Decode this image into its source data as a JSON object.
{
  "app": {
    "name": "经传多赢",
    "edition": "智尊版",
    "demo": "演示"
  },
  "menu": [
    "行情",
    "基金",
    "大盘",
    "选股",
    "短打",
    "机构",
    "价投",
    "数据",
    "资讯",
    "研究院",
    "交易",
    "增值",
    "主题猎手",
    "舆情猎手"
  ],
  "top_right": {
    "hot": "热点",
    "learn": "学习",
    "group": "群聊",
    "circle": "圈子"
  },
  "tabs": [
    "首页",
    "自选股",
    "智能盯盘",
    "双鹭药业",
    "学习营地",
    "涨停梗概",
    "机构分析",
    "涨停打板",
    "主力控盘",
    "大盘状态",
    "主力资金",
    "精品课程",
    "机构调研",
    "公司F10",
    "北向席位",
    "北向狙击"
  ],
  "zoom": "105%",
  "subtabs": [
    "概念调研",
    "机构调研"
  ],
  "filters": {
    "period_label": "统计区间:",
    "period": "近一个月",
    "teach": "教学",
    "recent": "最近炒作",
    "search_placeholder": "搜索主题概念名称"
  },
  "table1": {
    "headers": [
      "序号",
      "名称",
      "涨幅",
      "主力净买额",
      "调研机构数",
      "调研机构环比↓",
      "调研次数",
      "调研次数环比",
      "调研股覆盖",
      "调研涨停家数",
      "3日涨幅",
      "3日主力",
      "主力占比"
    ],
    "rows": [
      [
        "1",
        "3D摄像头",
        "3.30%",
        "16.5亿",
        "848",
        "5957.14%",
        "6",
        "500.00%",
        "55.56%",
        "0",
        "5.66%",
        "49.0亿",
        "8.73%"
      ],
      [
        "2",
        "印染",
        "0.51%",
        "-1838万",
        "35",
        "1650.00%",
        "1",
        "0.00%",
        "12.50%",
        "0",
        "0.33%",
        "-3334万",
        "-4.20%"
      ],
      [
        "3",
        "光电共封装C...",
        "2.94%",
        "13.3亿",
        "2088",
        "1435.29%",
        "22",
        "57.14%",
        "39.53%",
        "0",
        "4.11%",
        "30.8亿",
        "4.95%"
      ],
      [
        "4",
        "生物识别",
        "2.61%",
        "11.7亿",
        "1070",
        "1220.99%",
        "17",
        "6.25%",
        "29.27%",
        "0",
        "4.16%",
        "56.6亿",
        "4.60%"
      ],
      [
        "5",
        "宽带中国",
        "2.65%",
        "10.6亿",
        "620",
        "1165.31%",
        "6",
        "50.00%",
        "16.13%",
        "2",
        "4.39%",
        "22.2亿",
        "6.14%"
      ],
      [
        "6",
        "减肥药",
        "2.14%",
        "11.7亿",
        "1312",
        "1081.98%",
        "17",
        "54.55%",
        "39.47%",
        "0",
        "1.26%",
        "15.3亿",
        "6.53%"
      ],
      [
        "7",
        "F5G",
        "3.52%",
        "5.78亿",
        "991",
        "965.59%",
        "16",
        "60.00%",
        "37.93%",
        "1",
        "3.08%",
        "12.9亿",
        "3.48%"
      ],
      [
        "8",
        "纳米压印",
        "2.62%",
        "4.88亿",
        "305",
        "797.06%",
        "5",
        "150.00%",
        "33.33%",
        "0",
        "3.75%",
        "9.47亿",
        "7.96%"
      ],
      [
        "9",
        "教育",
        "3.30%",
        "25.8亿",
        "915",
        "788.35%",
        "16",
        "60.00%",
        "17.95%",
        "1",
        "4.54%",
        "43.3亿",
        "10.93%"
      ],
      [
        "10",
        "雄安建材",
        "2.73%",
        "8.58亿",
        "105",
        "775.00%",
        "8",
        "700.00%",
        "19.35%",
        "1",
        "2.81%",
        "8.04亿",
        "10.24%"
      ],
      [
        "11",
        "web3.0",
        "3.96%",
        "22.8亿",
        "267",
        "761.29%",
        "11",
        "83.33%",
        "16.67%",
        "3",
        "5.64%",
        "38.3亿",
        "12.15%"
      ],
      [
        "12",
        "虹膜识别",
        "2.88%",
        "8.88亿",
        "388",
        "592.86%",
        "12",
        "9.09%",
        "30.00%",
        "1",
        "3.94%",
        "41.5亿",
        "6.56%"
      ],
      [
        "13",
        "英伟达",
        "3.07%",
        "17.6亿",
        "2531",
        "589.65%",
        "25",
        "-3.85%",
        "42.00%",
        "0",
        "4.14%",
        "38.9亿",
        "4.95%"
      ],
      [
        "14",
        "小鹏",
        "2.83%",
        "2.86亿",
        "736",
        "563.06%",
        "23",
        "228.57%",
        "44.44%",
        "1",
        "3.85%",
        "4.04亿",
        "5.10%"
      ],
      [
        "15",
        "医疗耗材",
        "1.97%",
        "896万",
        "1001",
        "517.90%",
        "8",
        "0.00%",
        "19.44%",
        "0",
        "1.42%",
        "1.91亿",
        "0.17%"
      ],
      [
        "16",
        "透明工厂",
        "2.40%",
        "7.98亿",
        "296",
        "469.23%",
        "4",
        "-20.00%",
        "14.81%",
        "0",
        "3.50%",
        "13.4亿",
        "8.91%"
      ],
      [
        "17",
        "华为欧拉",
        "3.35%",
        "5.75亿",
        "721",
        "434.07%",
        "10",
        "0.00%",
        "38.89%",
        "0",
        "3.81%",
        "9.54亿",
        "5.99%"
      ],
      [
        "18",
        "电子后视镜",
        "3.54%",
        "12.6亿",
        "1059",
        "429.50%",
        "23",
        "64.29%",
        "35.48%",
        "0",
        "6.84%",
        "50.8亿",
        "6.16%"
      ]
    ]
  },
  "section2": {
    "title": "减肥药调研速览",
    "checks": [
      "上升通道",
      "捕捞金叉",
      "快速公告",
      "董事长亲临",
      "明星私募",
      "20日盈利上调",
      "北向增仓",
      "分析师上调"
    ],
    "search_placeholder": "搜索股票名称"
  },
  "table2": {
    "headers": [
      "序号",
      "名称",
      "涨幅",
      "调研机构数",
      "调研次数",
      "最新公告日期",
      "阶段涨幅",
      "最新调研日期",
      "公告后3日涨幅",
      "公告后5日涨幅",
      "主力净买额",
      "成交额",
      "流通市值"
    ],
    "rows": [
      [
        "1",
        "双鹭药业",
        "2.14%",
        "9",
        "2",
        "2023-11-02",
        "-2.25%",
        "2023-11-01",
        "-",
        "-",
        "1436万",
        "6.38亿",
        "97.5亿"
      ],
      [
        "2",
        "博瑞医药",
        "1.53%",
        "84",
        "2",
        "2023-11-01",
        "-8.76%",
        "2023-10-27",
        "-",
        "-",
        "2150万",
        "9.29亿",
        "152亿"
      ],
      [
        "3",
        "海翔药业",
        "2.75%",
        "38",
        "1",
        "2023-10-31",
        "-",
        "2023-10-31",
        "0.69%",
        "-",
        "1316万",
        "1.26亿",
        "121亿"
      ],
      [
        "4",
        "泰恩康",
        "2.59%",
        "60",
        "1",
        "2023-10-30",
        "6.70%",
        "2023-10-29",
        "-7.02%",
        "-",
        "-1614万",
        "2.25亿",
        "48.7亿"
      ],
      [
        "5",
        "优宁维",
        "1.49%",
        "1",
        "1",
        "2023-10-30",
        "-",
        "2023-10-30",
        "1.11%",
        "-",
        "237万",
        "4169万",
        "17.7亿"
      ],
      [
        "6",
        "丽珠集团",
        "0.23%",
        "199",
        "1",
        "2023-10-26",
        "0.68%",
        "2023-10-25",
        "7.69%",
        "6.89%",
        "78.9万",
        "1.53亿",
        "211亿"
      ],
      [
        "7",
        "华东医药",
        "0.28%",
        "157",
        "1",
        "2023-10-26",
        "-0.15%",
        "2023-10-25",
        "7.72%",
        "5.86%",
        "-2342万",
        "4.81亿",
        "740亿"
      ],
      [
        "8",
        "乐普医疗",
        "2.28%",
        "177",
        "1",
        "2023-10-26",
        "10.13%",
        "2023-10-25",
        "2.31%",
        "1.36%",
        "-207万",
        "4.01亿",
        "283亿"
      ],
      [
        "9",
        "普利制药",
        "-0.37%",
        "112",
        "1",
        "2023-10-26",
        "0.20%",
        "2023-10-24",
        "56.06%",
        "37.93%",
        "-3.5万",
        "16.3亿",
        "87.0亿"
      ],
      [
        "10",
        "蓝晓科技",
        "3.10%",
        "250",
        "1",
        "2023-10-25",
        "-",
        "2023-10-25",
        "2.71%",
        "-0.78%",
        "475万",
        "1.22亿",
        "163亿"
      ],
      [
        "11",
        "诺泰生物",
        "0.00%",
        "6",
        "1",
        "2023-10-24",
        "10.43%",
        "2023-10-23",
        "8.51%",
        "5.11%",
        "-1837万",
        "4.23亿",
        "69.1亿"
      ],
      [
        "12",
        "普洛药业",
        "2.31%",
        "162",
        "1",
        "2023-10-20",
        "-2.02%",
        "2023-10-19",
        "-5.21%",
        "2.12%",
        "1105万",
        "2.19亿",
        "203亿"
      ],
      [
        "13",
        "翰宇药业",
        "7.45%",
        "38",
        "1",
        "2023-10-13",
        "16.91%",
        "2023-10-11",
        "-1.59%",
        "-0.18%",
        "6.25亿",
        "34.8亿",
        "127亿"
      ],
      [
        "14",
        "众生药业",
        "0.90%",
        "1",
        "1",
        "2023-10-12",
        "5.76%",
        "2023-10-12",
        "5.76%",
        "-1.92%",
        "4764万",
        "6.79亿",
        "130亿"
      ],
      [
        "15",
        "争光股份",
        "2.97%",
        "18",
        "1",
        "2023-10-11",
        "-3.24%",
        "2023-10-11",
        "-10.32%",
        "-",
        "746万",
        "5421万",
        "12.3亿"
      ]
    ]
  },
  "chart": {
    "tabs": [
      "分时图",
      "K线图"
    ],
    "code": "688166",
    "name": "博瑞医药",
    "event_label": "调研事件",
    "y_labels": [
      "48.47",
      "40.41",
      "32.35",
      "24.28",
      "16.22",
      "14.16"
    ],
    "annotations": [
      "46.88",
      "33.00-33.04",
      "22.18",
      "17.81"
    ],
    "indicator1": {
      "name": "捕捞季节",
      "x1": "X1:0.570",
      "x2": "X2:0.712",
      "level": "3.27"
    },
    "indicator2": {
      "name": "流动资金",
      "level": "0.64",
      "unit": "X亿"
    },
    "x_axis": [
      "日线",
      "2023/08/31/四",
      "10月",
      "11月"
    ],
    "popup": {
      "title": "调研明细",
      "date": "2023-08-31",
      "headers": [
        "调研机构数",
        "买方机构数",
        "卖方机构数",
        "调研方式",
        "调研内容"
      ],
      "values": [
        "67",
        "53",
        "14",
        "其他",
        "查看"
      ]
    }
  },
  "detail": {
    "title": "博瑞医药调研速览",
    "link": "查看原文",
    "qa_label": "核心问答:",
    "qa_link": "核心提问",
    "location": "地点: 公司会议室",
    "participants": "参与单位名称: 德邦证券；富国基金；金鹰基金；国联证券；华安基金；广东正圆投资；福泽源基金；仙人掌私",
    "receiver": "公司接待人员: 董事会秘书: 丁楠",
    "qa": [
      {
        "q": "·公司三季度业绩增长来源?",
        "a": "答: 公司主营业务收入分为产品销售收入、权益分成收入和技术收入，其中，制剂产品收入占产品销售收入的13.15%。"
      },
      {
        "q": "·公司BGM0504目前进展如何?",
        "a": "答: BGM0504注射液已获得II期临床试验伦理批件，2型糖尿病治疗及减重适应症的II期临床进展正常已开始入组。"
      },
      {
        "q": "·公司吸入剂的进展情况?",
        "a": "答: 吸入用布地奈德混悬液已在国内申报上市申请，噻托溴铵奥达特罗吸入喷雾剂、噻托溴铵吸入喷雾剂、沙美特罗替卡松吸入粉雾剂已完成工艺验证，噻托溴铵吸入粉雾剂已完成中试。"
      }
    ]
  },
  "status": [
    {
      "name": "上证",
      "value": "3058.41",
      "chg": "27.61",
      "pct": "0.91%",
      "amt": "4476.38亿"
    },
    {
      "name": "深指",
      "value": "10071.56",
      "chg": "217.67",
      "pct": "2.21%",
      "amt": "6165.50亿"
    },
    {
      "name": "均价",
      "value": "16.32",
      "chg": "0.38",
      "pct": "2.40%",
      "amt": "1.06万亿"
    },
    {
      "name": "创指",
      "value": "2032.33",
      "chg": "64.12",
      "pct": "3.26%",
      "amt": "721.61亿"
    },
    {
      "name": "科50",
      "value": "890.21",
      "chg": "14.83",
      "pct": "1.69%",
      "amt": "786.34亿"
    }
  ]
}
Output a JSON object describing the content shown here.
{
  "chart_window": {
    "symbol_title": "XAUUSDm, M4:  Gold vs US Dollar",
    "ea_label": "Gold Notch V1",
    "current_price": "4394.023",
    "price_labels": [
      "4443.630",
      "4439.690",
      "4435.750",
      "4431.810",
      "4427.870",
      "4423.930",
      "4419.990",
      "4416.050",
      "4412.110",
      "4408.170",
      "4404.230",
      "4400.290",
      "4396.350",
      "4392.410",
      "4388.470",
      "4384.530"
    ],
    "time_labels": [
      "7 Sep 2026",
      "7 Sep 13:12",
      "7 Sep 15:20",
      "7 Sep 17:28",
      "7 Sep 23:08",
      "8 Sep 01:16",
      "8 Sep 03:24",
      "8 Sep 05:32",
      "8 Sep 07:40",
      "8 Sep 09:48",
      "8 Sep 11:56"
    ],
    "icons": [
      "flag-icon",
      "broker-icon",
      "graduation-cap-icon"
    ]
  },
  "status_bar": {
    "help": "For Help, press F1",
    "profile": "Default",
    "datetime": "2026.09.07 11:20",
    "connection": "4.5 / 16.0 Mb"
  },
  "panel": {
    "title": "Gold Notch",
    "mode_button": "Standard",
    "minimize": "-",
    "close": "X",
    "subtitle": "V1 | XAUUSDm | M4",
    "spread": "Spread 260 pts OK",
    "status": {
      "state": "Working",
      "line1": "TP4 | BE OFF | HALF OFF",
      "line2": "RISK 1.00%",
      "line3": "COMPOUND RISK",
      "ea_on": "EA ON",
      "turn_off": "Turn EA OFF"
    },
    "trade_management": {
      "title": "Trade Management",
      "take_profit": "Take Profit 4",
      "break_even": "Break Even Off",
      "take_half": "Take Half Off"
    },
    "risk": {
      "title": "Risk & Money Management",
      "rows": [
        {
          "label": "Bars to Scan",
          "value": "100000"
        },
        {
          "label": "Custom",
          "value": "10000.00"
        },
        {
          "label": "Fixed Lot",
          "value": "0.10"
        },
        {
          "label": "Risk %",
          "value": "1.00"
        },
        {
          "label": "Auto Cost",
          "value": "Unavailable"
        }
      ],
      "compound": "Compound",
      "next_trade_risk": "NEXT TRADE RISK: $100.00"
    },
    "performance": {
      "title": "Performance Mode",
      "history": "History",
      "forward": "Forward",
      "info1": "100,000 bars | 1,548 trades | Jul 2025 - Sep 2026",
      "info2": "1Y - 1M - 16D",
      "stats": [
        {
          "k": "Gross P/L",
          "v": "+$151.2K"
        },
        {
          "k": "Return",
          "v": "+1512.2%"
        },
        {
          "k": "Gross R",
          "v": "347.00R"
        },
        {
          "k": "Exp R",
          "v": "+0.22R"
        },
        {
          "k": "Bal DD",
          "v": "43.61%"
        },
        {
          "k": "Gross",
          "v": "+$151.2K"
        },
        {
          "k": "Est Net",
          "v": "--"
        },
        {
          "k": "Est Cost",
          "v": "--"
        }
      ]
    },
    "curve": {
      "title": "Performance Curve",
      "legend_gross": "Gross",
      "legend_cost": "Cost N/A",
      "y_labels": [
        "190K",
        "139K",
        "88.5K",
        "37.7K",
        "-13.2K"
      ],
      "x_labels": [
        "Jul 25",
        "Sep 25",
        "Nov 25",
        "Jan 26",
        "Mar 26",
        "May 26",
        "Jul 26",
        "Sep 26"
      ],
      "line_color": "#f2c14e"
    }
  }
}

★ ★ ★ ★

▶ WHAT YOU NEED TO DO: Copy each line above that contains the string "Take".

▶ OUTPUT FOR THIS TASK:
      "take_profit": "Take Profit 4",
      "take_half": "Take Half Off"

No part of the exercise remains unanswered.